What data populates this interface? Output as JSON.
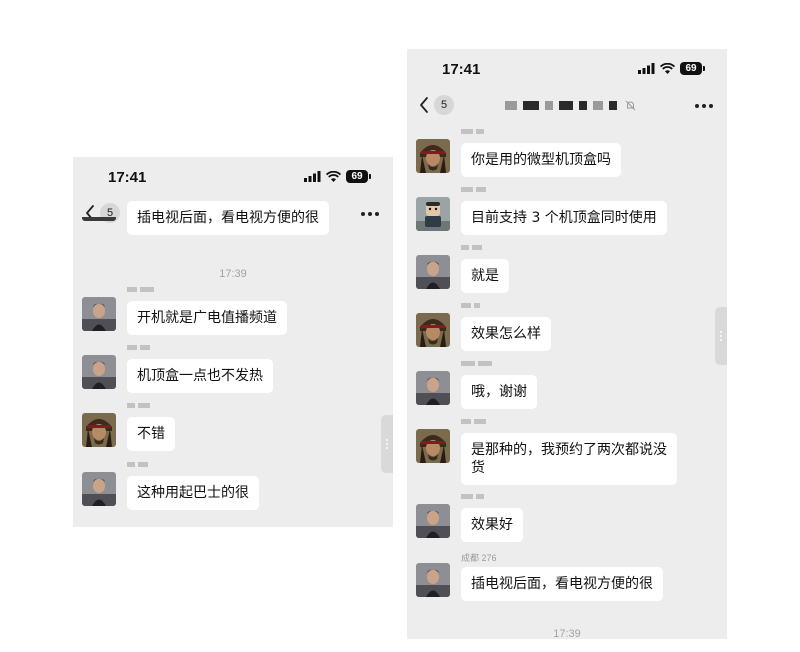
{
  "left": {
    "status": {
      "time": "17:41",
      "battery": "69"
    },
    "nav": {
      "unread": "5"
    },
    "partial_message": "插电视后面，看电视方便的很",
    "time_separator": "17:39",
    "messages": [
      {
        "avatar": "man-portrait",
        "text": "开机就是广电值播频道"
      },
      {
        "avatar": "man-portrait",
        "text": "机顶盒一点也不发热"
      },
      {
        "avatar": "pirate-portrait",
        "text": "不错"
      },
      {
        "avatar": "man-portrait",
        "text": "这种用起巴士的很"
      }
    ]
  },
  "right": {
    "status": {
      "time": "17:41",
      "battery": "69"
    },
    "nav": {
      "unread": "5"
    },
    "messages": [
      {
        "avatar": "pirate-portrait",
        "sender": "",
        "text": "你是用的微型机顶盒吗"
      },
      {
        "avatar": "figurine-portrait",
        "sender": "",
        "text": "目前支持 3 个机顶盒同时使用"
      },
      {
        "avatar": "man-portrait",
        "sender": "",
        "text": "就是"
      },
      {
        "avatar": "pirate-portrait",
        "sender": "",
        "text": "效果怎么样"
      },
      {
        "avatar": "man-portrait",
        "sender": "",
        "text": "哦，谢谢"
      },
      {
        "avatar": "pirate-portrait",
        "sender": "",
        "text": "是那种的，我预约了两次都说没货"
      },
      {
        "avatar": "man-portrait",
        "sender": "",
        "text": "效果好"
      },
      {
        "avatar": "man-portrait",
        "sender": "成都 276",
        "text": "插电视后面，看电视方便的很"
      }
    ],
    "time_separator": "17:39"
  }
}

══════

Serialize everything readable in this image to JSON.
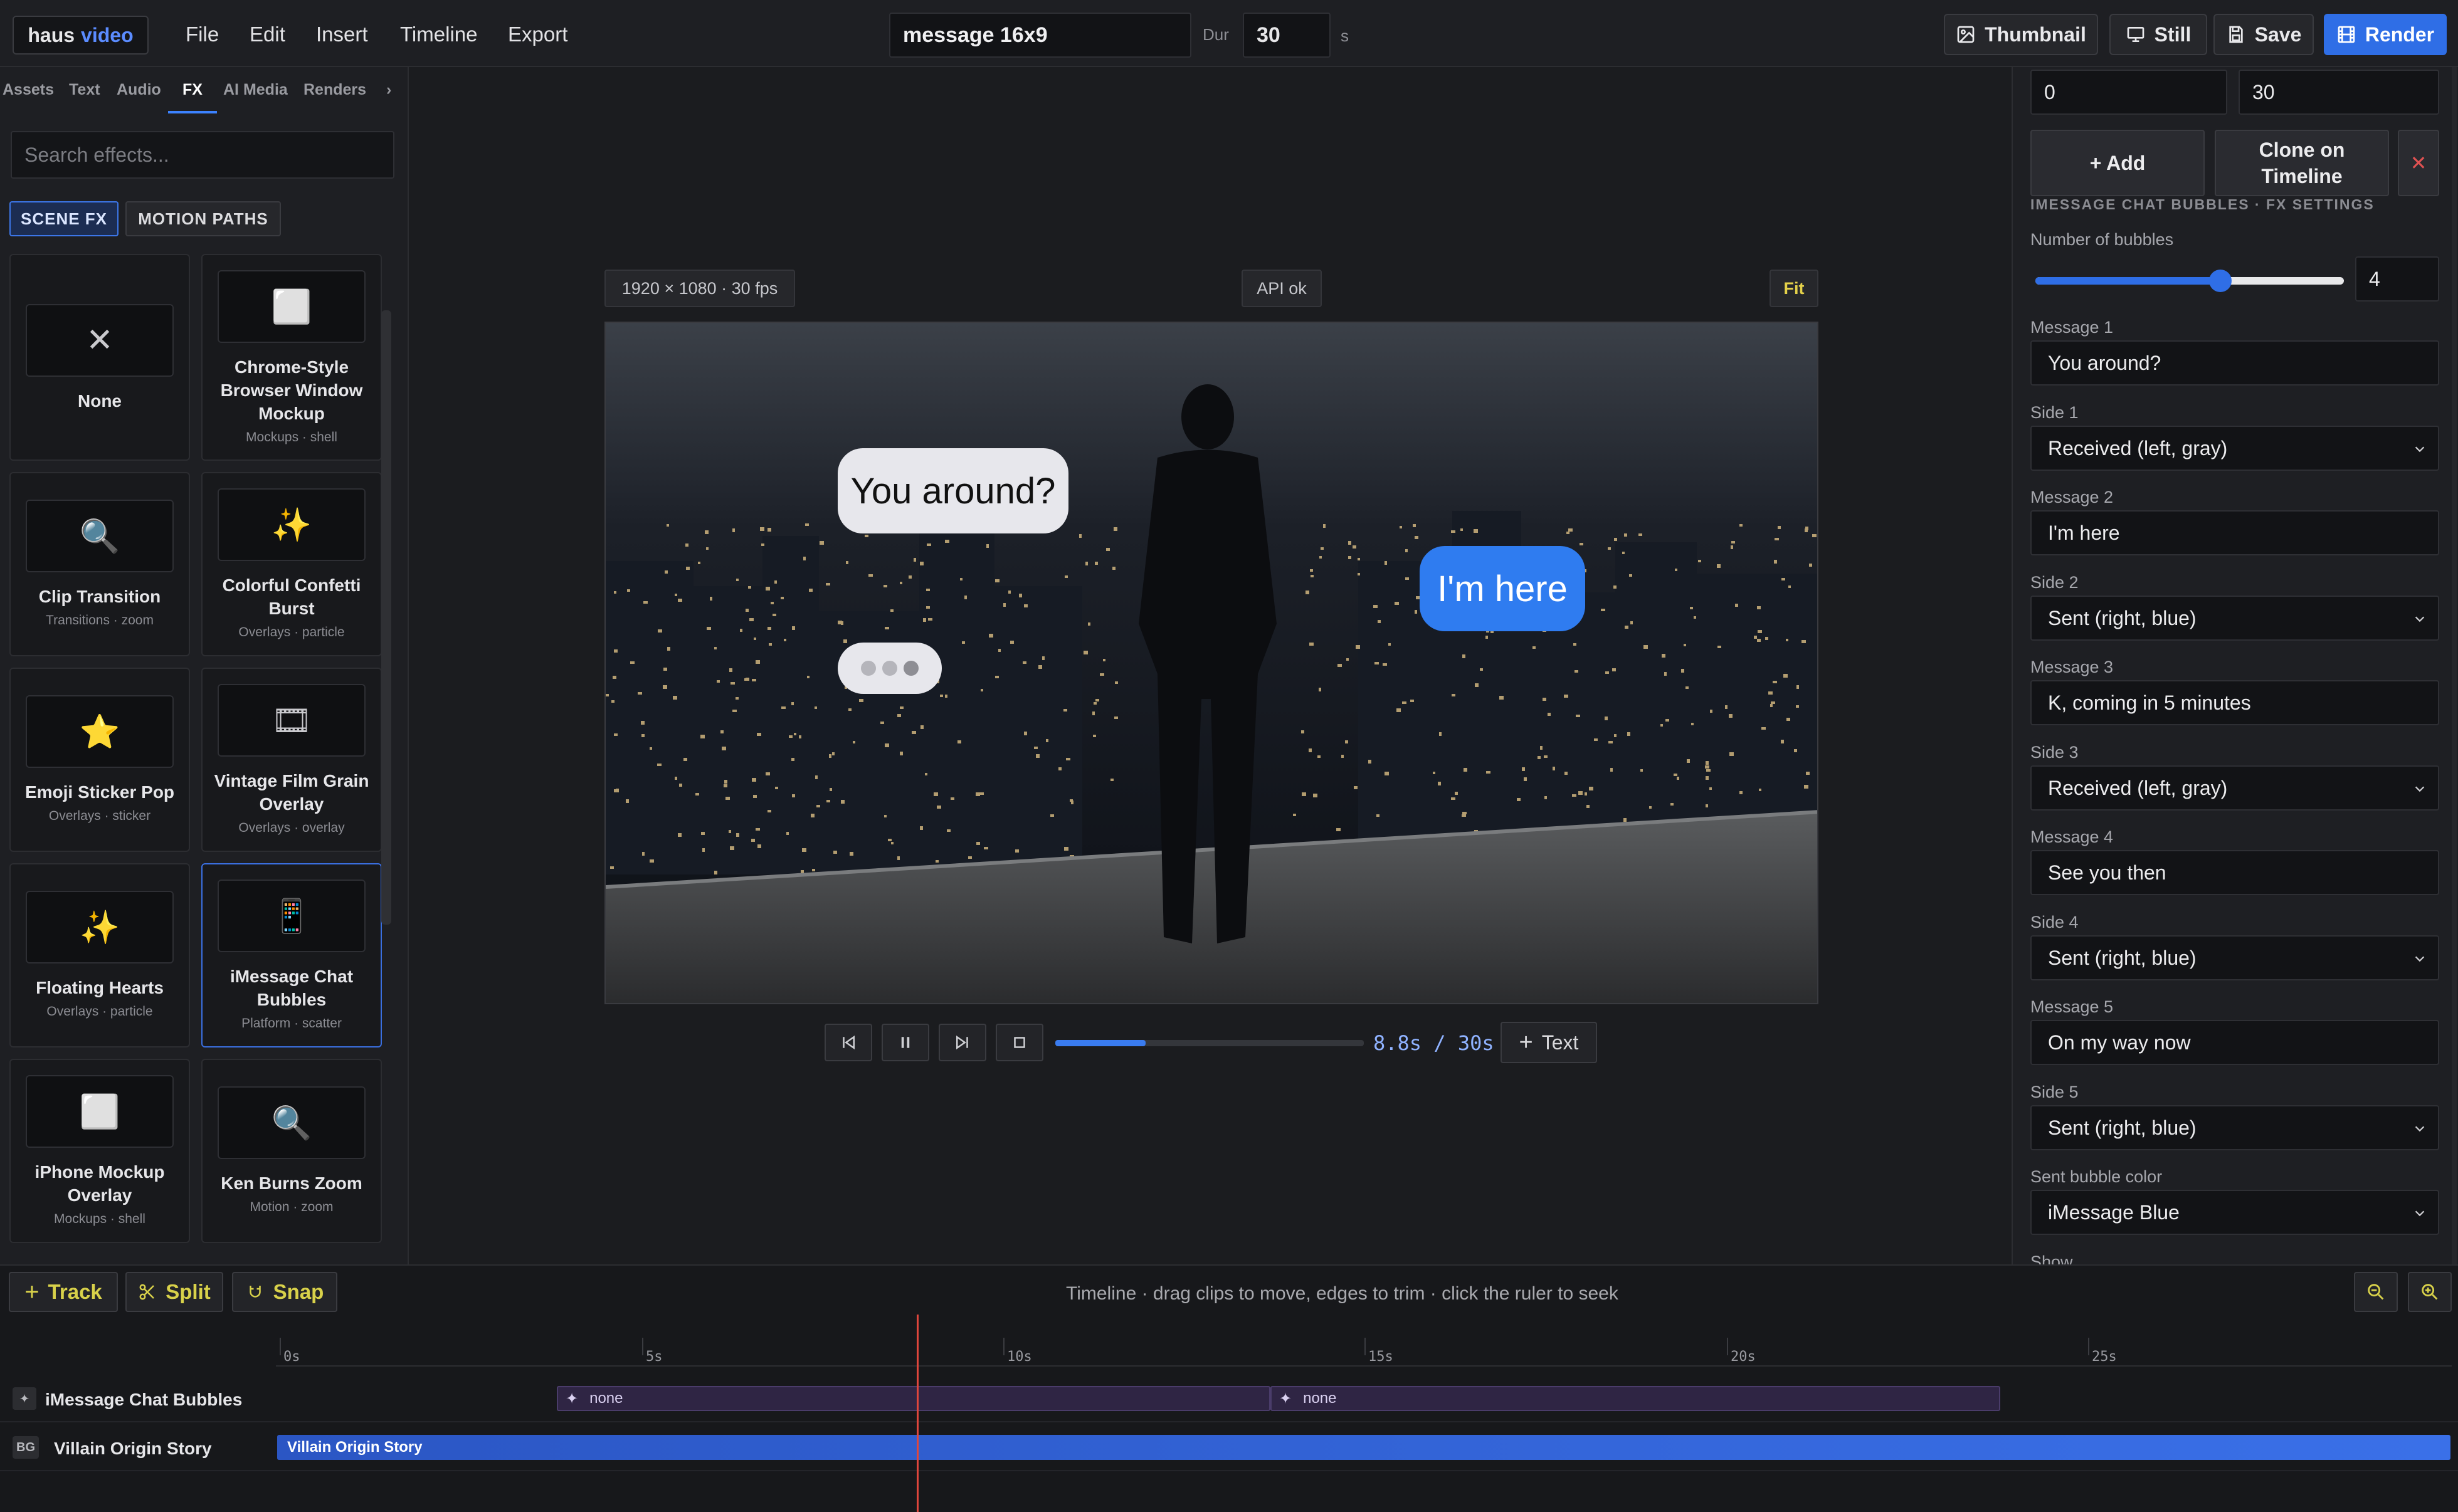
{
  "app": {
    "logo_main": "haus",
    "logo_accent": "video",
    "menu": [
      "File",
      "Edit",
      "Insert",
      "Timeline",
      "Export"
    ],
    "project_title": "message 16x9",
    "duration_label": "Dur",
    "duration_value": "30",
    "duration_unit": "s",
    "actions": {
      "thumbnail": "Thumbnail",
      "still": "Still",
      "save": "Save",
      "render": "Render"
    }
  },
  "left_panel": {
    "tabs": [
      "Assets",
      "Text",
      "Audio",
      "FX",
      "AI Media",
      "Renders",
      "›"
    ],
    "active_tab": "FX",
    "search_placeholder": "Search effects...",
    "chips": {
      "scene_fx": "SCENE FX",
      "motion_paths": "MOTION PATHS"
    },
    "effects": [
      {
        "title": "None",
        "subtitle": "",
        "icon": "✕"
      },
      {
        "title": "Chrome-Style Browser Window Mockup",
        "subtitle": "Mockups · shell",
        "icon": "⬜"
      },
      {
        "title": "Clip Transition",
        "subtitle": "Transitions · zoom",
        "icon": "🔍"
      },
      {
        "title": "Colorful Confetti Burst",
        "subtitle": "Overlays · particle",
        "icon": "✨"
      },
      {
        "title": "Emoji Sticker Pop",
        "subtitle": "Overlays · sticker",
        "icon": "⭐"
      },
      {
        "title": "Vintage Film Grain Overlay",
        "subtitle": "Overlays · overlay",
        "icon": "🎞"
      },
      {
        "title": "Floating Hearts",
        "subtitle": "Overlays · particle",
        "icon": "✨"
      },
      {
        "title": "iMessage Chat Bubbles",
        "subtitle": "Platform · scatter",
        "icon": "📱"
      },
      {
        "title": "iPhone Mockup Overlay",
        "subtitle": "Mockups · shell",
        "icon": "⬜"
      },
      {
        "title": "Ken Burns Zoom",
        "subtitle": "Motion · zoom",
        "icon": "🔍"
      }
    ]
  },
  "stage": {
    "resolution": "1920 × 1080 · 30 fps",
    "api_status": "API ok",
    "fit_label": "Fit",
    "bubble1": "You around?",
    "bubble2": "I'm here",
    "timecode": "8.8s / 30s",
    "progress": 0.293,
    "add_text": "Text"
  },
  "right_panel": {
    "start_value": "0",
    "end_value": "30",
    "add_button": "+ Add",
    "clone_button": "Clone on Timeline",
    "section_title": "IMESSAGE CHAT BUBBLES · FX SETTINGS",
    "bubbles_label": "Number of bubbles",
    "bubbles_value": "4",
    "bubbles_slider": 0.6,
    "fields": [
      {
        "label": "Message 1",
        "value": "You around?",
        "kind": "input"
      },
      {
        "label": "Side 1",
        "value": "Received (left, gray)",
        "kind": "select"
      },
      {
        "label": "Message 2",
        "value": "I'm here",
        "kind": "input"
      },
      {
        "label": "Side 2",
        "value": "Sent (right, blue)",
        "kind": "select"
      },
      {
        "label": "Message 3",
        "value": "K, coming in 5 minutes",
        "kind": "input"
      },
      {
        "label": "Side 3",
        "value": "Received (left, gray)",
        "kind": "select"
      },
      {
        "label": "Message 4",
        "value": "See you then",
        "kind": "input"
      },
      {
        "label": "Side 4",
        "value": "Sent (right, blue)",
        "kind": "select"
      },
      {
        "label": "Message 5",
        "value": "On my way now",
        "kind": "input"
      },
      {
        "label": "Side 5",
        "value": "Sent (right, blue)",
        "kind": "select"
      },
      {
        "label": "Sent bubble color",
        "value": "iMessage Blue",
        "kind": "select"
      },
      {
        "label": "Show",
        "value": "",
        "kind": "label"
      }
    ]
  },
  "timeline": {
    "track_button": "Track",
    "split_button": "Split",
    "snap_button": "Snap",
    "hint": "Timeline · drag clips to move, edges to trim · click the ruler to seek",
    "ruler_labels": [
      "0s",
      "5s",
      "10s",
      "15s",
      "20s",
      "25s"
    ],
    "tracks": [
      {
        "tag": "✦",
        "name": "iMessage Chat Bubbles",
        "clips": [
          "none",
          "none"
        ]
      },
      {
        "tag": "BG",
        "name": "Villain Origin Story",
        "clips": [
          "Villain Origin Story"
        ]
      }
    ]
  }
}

══════

• **Your goal**
List each line in the listing that contains the string "name".

• **Problem solution**
        "name": "iMessage Chat Bubbles",
        "name": "Villain Origin Story",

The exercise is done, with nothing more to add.